▸ Task details
The answer must consist of every line below that holds the word "with".

▸ Document layout analysis data
....................

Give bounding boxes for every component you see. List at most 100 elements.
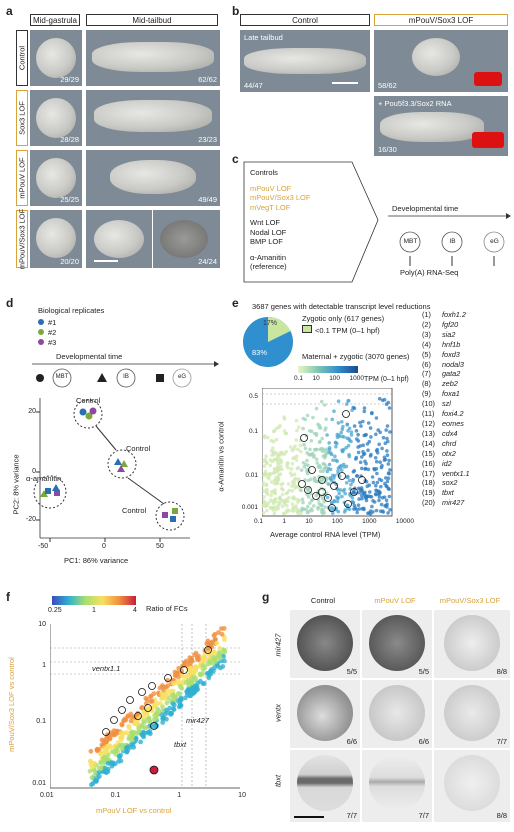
panel-a-row-label: Control	[16, 30, 28, 86]
gene-point	[344, 481, 349, 485]
gene-point	[282, 417, 287, 421]
gene-point	[289, 467, 294, 471]
gene-point	[299, 468, 304, 472]
gene-point	[178, 684, 183, 689]
gene-point	[268, 458, 273, 462]
gene-point	[268, 463, 273, 468]
gene-point	[371, 480, 376, 485]
gene-point	[268, 505, 273, 510]
gene-list-item: (15) otx2	[422, 448, 456, 458]
gene-point	[368, 509, 373, 513]
gene-point	[364, 432, 368, 437]
gene-point	[269, 493, 273, 498]
gene-point	[130, 734, 135, 740]
gene-point	[154, 723, 160, 728]
gene-point	[349, 430, 354, 434]
gene-point	[222, 637, 227, 643]
y-tick: 0.1	[36, 718, 46, 725]
gene-point	[336, 399, 341, 403]
gene-point	[325, 469, 330, 474]
gene-point	[173, 694, 179, 700]
gene-point	[303, 446, 308, 451]
panel-e-title: 3687 genes with detectable transcript le…	[252, 302, 431, 311]
x-tick: 0	[102, 543, 106, 550]
gene-point	[262, 495, 266, 499]
gene-point	[344, 445, 348, 450]
pca-xlabel: PC1: 86% variance	[64, 556, 129, 565]
gene-point	[265, 461, 269, 465]
gene-point	[119, 722, 125, 728]
gene-point	[335, 486, 339, 491]
gene-point	[312, 504, 316, 508]
gene-point	[343, 508, 348, 512]
gene-point	[118, 758, 124, 764]
gene-point	[320, 503, 324, 507]
gene-point	[385, 502, 389, 506]
pie-chart	[243, 316, 293, 367]
gene-list-item: (20) mir427	[422, 498, 465, 508]
gene-list-item: (8) zeb2	[422, 379, 458, 389]
gene-point	[335, 432, 340, 437]
gene-point	[119, 746, 125, 752]
gene-point	[352, 489, 356, 493]
gene-point	[160, 720, 166, 725]
gene-point	[377, 396, 382, 401]
gene-point	[306, 478, 311, 483]
panel-e-label: e	[232, 296, 239, 310]
gene-point	[306, 504, 310, 509]
panel-c-label: c	[232, 152, 239, 166]
y-tick: 1	[42, 662, 46, 669]
gene-point	[262, 459, 266, 463]
gene-point	[350, 496, 355, 500]
gene-point	[347, 478, 352, 483]
gene-point	[331, 458, 335, 462]
gene-point	[293, 444, 297, 448]
gene-point	[365, 442, 370, 446]
gene-point	[369, 435, 373, 439]
gene-point	[356, 439, 361, 443]
gene-point	[340, 420, 344, 424]
gene-point	[308, 447, 312, 452]
gene-point	[334, 444, 338, 449]
gene-point	[320, 507, 324, 512]
gene-point	[286, 482, 291, 486]
gene-point	[366, 448, 370, 452]
gene-point	[385, 453, 390, 457]
gene-point	[342, 465, 346, 469]
gene-point	[345, 402, 349, 406]
gene-point	[375, 471, 379, 476]
gene-point	[374, 416, 379, 420]
gene-point	[379, 502, 384, 507]
gene-point	[357, 497, 361, 501]
gene-point	[118, 752, 123, 758]
gene-point	[319, 399, 324, 404]
fc-colorbar-tick: 0.25	[48, 607, 62, 614]
gene-point	[374, 448, 379, 453]
gene-point	[373, 492, 378, 496]
gene-point	[281, 488, 285, 492]
gene-point	[368, 490, 372, 494]
gene-point	[388, 468, 392, 472]
gene-point	[349, 439, 353, 444]
gene-point	[166, 691, 172, 696]
gene-point	[314, 406, 319, 411]
gene-point	[87, 768, 93, 774]
gene-point	[171, 706, 176, 712]
gene-point	[148, 699, 154, 704]
gene-point	[279, 498, 283, 502]
gene-point	[272, 491, 277, 495]
gene-point	[374, 488, 378, 493]
gene-point	[339, 468, 344, 473]
gene-point	[265, 509, 269, 513]
gene-point	[380, 495, 385, 500]
gene-point	[377, 491, 381, 495]
gene-point	[134, 720, 140, 726]
scatter-plot-e	[262, 388, 393, 517]
pie-label-maternal: Maternal + zygotic (3070 genes)	[302, 352, 410, 361]
gene-point	[275, 465, 279, 470]
gene-point	[275, 470, 280, 474]
embryo-photo: 20/20	[30, 210, 82, 268]
gene-point	[316, 507, 320, 511]
embryo-photo-lof: 58/62	[374, 30, 508, 92]
gene-point	[382, 458, 387, 462]
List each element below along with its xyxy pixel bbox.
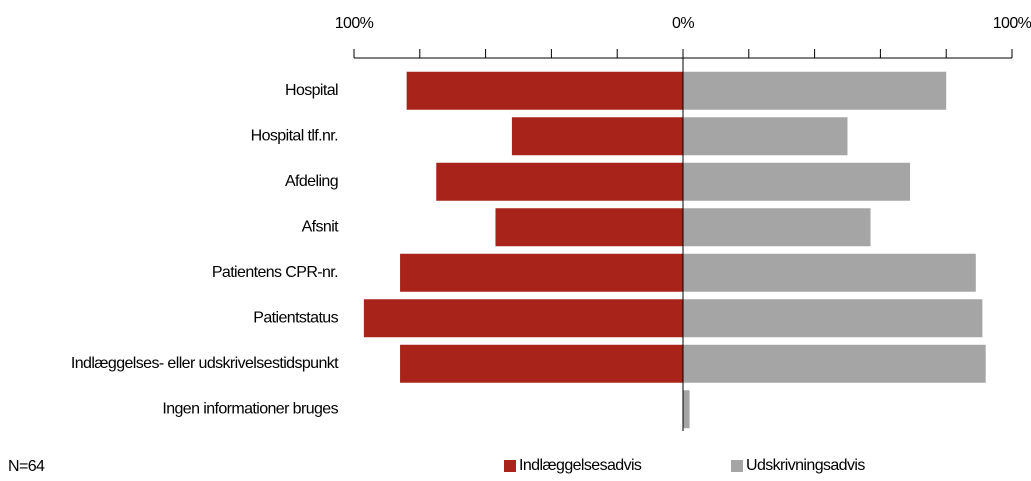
- bar: [495, 208, 683, 247]
- category-label: Afdeling: [285, 173, 338, 190]
- legend-label: Udskrivningsadvis: [746, 457, 865, 474]
- x-tick-label: 0%: [672, 15, 694, 32]
- bar: [436, 162, 683, 201]
- category-label: Hospital tlf.nr.: [251, 127, 338, 144]
- legend-swatch: [504, 460, 516, 472]
- bar: [400, 253, 683, 292]
- bar: [363, 299, 683, 338]
- bar: [683, 208, 871, 247]
- category-label: Patientstatus: [253, 309, 338, 326]
- bar: [511, 117, 683, 156]
- legend-label: Indlæggelsesadvis: [519, 457, 642, 474]
- x-tick-label: 100%: [993, 15, 1031, 32]
- category-label: Indlæggelses- eller udskrivelsestidspunk…: [71, 355, 339, 372]
- x-tick-label: 100%: [335, 15, 374, 32]
- bar: [683, 117, 848, 156]
- bar: [406, 71, 683, 110]
- footnote: N=64: [8, 458, 45, 475]
- category-label: Afsnit: [302, 218, 340, 235]
- bar: [683, 390, 690, 429]
- category-label: Hospital: [285, 82, 338, 99]
- legend-swatch: [731, 460, 743, 472]
- bar: [683, 71, 947, 110]
- category-label: Patientens CPR-nr.: [212, 264, 338, 281]
- bar: [683, 253, 976, 292]
- bar: [683, 162, 911, 201]
- category-label: Ingen informationer bruges: [162, 400, 338, 417]
- bar: [683, 299, 983, 338]
- bar: [400, 344, 683, 383]
- bar: [683, 344, 986, 383]
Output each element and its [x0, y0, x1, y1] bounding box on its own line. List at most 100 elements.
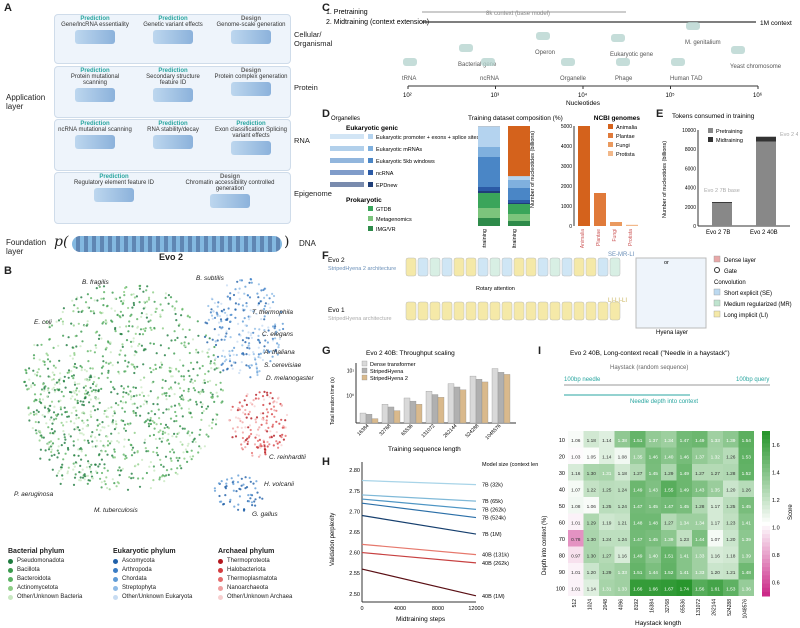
- embedding-point: [276, 353, 279, 356]
- embedding-point: [92, 310, 95, 313]
- embedding-point: [208, 424, 211, 427]
- embedding-point: [48, 418, 52, 421]
- embedding-point: [271, 339, 275, 342]
- embedding-point: [198, 367, 201, 370]
- embedding-point: [220, 363, 223, 366]
- embedding-point: [217, 333, 220, 336]
- legend-swatch: [8, 577, 13, 582]
- embedding-point: [237, 508, 240, 511]
- h-series-label: 40B (1M): [482, 594, 505, 600]
- embedding-point: [241, 304, 244, 307]
- embedding-point: [254, 498, 257, 501]
- i-cell-value: 1.33: [618, 587, 628, 593]
- tile-text: Protein mutational scanning: [70, 74, 120, 86]
- embedding-point: [226, 367, 229, 370]
- embedding-point: [154, 363, 157, 366]
- f-block: [477, 257, 489, 277]
- embedding-point: [222, 503, 225, 506]
- embedding-point: [24, 368, 27, 371]
- embedding-point: [187, 407, 191, 410]
- embedding-point: [155, 451, 158, 454]
- embedding-point: [179, 387, 182, 390]
- embedding-point: [271, 423, 275, 426]
- embedding-point: [244, 324, 247, 327]
- i-cell: [599, 447, 615, 464]
- embedding-point: [51, 388, 54, 391]
- embedding-point: [156, 403, 159, 406]
- embedding-point: [128, 324, 131, 328]
- embedding-point: [248, 500, 251, 503]
- embedding-point: [48, 458, 51, 461]
- tile-glyph: [210, 194, 250, 208]
- embedding-point: [248, 366, 251, 369]
- embedding-point: [134, 464, 137, 467]
- embedding-point: [175, 367, 178, 370]
- embedding-point: [118, 315, 121, 318]
- tile-kind: Design: [240, 68, 261, 74]
- embedding-point: [94, 391, 97, 394]
- embedding-point: [224, 335, 227, 338]
- species-label: C. reinhardtii: [269, 454, 306, 461]
- embedding-point: [224, 494, 227, 497]
- embedding-point: [141, 333, 145, 336]
- embedding-point: [177, 431, 181, 434]
- embedding-point: [124, 370, 127, 373]
- embedding-point: [202, 390, 205, 393]
- embedding-point: [96, 445, 99, 448]
- embedding-point: [212, 354, 215, 357]
- i-cell-value: 1.07: [711, 537, 721, 543]
- embedding-point: [148, 434, 152, 437]
- i-cell: [645, 563, 661, 580]
- embedding-point: [179, 395, 182, 399]
- embedding-point: [173, 330, 176, 333]
- application-tile: Design Genome-scale generation: [214, 16, 288, 60]
- embedding-point: [284, 434, 287, 437]
- dr-legend-label: Animalia: [616, 125, 638, 131]
- embedding-point: [72, 440, 75, 443]
- panel-b-label: B: [4, 265, 12, 277]
- dna-label: DNA: [299, 239, 316, 248]
- embedding-point: [149, 487, 152, 490]
- embedding-point: [222, 369, 225, 372]
- embedding-point: [180, 407, 183, 410]
- i-cell-value: 1.27: [664, 521, 674, 527]
- i-cell-value: 1.25: [602, 504, 612, 510]
- embedding-point: [160, 361, 163, 364]
- legend-item-label: Pseudomonadota: [17, 558, 65, 564]
- embedding-point: [256, 491, 259, 494]
- c-item-label: Yeast chromosome: [730, 64, 782, 70]
- embedding-point: [68, 371, 71, 374]
- embedding-point: [211, 393, 214, 396]
- embedding-point: [111, 414, 114, 417]
- embedding-point: [275, 431, 278, 434]
- embedding-point: [151, 419, 154, 423]
- embedding-point: [248, 342, 251, 345]
- embedding-point: [163, 392, 166, 395]
- embedding-point: [145, 402, 149, 405]
- embedding-point: [166, 334, 169, 337]
- tile-text: Exon classification Splicing variant eff…: [214, 127, 288, 139]
- embedding-point: [87, 360, 90, 363]
- embedding-point: [280, 311, 283, 314]
- embedding-point: [201, 350, 204, 353]
- embedding-point: [242, 509, 246, 512]
- panel-g-throughput: Evo 2 40B: Throughput scaling10⁰10¹Total…: [330, 350, 516, 453]
- embedding-point: [79, 447, 82, 450]
- i-cell: [692, 480, 708, 497]
- legend-title: Eukaryotic phylum: [113, 548, 176, 555]
- i-cell-value: 1.66: [649, 587, 659, 593]
- embedding-point: [203, 445, 206, 448]
- embedding-point: [242, 309, 245, 312]
- f-block: [417, 301, 429, 321]
- embedding-point: [133, 354, 136, 357]
- species-label: H. volcanii: [264, 481, 295, 488]
- embedding-point: [39, 393, 42, 396]
- embedding-point: [238, 408, 241, 411]
- embedding-point: [88, 376, 91, 379]
- i-cell: [583, 480, 599, 497]
- embedding-point: [53, 430, 56, 433]
- embedding-point: [102, 321, 105, 324]
- embedding-point: [78, 382, 81, 385]
- species-label: A. thaliana: [263, 349, 295, 356]
- f-block: [489, 301, 501, 321]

....................

▸ Solution to this exercise
panel-e-title: 3687 genes with detectable transcript le…	[252, 302, 431, 311]
List each element below along with its xyxy pixel bbox.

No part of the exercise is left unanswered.